───── Source material

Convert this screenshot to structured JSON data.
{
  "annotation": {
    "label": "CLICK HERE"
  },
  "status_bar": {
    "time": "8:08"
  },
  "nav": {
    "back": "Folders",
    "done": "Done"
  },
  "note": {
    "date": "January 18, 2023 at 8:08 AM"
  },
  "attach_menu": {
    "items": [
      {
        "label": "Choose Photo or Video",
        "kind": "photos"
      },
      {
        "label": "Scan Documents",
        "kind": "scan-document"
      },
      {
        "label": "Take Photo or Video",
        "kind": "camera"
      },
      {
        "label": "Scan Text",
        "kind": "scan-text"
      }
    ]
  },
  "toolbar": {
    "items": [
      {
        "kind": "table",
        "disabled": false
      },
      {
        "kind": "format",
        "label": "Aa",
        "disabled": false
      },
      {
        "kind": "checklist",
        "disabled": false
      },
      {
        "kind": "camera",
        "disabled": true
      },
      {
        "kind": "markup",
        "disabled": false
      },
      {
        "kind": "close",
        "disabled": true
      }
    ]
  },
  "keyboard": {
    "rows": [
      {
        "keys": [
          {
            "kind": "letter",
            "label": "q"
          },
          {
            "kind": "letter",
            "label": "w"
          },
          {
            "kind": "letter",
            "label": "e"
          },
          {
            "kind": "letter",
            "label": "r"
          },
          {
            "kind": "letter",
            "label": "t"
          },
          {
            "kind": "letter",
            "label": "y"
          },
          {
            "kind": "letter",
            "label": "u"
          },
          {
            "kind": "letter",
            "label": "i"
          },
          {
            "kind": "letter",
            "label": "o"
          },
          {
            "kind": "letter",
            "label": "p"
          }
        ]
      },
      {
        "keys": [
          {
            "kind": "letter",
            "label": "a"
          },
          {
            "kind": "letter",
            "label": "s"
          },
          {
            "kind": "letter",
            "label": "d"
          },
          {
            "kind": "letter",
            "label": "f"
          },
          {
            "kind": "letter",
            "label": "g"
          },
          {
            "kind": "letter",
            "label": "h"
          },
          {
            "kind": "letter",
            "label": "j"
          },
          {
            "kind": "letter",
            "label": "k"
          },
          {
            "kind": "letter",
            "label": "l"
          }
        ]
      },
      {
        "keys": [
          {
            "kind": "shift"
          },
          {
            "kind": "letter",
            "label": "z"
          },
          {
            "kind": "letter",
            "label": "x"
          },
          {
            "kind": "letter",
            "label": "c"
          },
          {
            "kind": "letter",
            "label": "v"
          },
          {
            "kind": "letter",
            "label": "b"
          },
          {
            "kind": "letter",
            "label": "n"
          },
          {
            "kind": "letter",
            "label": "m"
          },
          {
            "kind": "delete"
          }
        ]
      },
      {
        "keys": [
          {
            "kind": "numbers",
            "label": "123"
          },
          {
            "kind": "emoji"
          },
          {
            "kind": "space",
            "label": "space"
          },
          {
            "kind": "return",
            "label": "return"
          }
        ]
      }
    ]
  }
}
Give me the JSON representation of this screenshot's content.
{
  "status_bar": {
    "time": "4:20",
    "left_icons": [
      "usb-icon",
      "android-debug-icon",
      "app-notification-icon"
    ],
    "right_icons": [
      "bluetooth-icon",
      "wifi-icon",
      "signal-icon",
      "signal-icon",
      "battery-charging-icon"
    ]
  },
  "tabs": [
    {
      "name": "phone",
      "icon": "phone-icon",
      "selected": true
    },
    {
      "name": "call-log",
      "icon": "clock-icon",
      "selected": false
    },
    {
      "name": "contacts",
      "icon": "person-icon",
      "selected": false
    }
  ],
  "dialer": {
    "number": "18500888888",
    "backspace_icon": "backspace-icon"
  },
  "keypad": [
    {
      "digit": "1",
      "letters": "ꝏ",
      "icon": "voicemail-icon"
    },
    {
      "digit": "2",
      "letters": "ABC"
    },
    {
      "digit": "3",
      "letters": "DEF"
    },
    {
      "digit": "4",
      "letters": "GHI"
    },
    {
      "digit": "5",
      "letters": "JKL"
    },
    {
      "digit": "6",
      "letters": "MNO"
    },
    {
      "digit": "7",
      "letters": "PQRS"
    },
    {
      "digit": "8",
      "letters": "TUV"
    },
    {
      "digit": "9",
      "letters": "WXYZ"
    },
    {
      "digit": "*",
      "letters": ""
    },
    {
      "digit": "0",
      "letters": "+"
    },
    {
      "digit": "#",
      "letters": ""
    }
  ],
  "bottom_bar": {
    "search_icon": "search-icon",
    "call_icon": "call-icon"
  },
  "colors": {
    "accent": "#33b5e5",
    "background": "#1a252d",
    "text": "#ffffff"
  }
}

──────────
───── Source material

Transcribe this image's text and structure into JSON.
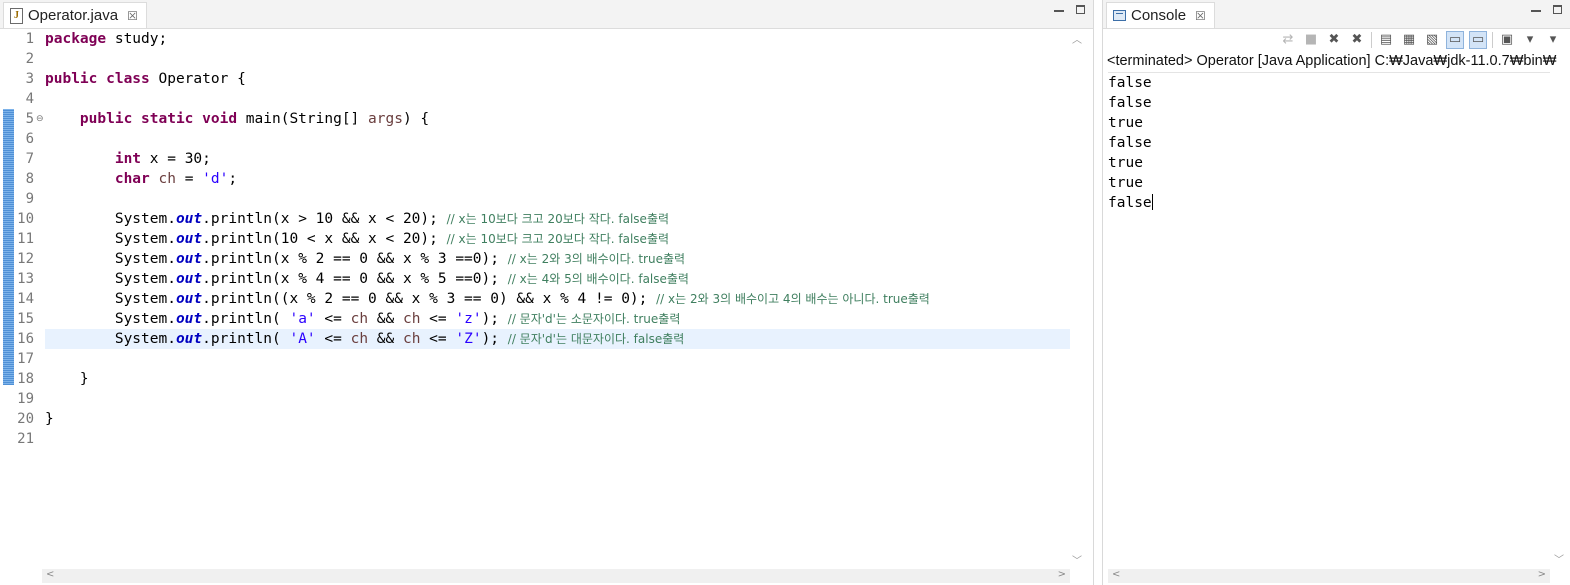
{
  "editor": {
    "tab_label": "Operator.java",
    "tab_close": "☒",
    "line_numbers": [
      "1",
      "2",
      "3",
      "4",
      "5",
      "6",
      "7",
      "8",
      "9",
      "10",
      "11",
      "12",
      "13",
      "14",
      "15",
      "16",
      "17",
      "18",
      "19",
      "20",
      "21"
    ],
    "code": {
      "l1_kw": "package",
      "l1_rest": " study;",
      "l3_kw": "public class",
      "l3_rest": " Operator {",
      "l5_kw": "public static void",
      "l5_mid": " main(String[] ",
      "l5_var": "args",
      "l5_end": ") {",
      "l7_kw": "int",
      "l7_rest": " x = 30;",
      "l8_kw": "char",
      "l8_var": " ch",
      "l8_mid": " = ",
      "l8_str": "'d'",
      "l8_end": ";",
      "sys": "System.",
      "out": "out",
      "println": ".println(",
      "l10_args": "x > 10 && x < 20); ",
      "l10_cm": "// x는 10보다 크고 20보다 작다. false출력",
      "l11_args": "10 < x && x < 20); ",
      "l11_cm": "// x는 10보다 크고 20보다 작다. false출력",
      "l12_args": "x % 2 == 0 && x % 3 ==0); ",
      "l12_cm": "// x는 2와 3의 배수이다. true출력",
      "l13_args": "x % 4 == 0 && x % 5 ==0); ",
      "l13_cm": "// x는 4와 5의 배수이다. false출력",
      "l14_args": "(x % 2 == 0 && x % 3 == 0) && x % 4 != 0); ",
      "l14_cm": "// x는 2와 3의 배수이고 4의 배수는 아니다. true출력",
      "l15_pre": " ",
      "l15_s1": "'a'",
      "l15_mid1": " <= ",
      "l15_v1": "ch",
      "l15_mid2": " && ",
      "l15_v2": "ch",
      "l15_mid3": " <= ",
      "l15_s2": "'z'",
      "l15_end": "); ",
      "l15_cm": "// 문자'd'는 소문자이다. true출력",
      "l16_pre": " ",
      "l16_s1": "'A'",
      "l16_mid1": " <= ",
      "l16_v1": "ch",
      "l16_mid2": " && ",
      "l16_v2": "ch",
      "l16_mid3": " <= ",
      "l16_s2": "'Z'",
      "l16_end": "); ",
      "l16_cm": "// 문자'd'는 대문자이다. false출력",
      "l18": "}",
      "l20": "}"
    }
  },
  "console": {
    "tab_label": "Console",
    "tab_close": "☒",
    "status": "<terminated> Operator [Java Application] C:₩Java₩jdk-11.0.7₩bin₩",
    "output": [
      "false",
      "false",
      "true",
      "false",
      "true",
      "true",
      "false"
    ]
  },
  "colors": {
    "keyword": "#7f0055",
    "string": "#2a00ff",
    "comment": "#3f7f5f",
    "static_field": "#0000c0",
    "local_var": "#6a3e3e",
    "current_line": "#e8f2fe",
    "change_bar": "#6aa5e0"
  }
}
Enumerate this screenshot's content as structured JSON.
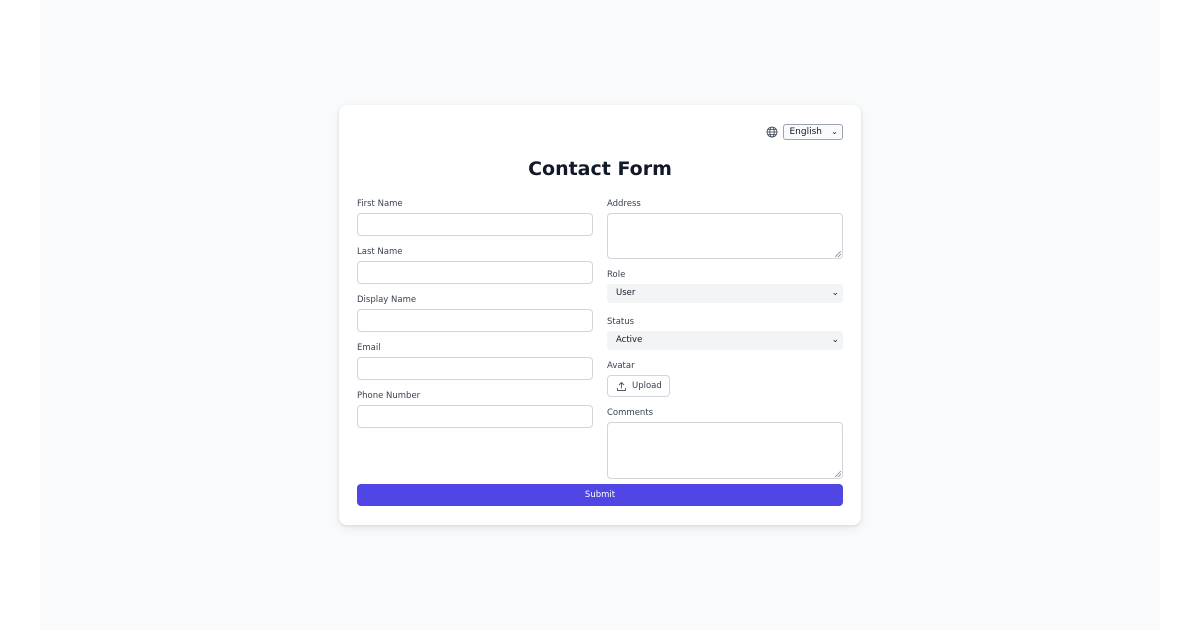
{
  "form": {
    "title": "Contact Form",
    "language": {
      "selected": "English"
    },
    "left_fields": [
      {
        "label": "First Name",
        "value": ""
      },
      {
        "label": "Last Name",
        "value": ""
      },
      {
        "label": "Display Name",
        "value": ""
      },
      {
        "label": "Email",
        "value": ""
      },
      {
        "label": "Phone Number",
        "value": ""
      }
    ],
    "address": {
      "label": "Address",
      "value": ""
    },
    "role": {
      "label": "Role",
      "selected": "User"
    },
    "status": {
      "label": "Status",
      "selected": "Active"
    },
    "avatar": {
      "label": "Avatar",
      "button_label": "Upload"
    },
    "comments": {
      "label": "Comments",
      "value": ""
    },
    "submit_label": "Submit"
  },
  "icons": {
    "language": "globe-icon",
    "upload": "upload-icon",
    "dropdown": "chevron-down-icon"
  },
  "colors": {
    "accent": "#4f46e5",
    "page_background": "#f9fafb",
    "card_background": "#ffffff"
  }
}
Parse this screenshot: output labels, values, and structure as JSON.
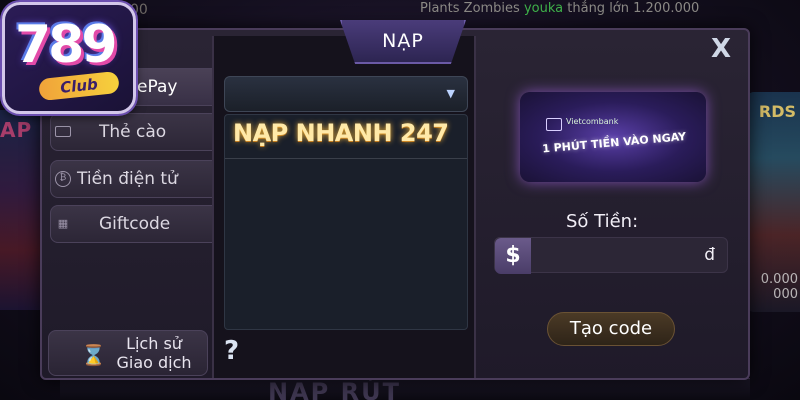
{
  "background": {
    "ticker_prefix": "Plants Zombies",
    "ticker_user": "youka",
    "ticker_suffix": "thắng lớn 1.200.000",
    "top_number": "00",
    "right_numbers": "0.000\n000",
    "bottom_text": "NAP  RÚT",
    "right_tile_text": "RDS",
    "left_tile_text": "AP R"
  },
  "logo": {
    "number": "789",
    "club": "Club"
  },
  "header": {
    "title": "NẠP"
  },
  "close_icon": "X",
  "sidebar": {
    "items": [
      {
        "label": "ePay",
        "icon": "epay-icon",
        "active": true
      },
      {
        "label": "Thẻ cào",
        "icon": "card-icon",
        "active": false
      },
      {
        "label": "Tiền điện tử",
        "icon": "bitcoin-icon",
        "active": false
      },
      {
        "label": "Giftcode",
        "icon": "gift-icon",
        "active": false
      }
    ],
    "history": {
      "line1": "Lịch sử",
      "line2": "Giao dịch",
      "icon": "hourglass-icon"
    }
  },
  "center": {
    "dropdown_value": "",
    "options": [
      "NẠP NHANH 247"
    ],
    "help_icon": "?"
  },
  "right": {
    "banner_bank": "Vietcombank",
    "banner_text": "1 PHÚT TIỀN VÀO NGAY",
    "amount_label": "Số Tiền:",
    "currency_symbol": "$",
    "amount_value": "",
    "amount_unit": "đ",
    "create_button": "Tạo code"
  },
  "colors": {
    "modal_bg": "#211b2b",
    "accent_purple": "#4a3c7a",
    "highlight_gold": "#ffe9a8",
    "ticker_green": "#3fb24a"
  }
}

──────────
───── Source material

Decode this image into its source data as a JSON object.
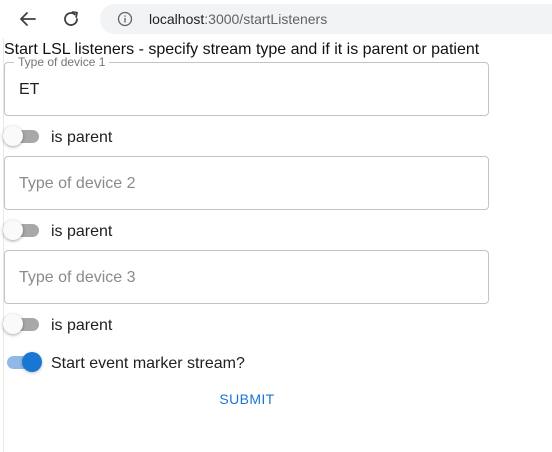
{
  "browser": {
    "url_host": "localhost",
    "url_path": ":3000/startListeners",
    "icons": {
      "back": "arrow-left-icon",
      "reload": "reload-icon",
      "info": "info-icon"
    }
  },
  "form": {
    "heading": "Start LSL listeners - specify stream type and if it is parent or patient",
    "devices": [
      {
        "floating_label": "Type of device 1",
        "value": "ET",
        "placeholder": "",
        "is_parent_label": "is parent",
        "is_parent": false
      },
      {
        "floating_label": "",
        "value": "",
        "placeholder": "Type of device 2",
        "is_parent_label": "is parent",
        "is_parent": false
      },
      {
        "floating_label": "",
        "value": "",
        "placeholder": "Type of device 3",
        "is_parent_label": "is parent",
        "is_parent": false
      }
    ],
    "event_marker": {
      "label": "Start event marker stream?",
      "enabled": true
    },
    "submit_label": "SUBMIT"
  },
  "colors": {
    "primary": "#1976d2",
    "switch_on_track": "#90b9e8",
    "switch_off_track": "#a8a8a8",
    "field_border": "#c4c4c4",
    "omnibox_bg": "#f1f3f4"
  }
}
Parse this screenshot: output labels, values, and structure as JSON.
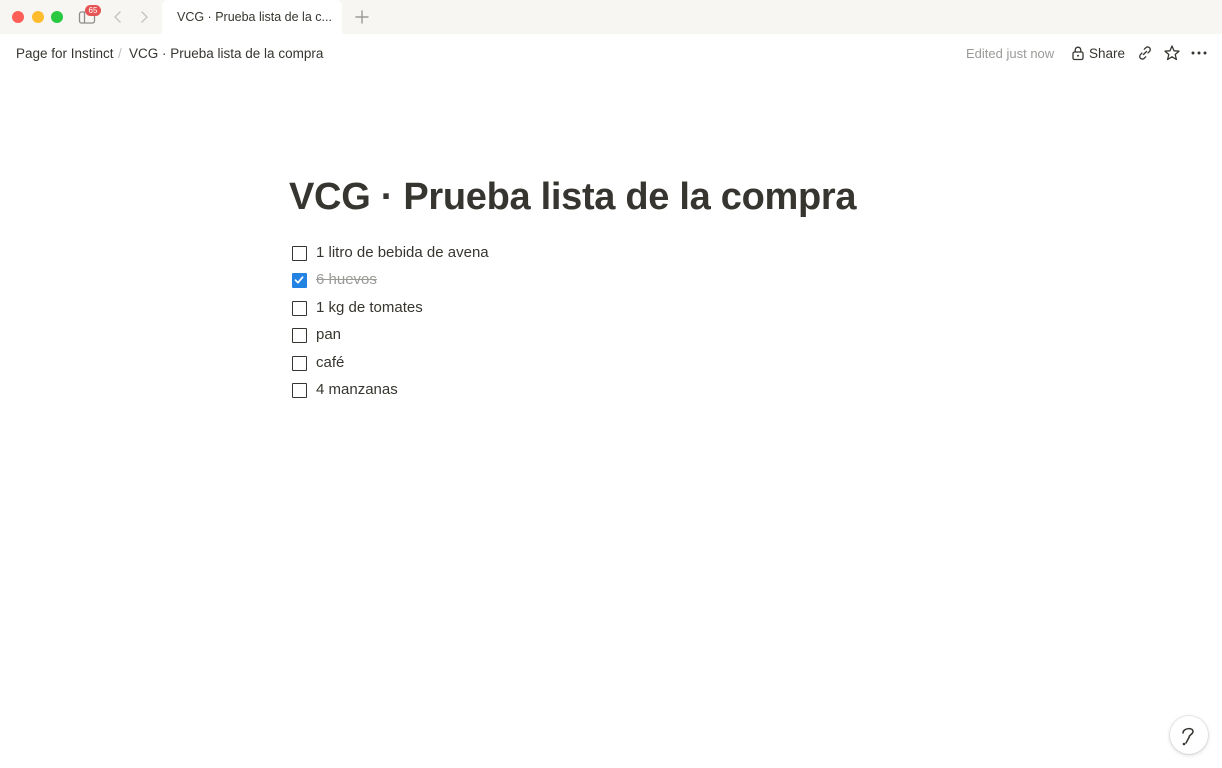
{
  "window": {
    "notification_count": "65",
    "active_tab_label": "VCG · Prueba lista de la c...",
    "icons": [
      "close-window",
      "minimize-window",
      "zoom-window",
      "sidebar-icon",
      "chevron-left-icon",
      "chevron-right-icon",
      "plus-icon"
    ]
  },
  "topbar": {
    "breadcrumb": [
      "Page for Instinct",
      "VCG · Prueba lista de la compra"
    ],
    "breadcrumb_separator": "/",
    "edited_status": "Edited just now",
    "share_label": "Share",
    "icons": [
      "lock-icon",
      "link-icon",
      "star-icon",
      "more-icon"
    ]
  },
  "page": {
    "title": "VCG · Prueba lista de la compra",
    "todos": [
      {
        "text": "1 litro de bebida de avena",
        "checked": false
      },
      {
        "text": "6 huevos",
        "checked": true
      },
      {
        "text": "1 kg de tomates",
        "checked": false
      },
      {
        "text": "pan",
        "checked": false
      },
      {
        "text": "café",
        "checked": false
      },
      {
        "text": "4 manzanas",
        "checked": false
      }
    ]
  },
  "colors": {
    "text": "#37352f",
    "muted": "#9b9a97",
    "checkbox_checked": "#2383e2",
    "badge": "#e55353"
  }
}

──────────

Task requirements: In the entries above, identify every line with the string "Video".

Complete output:
        "label": "Choose Photo or Video",
        "label": "Take Photo or Video",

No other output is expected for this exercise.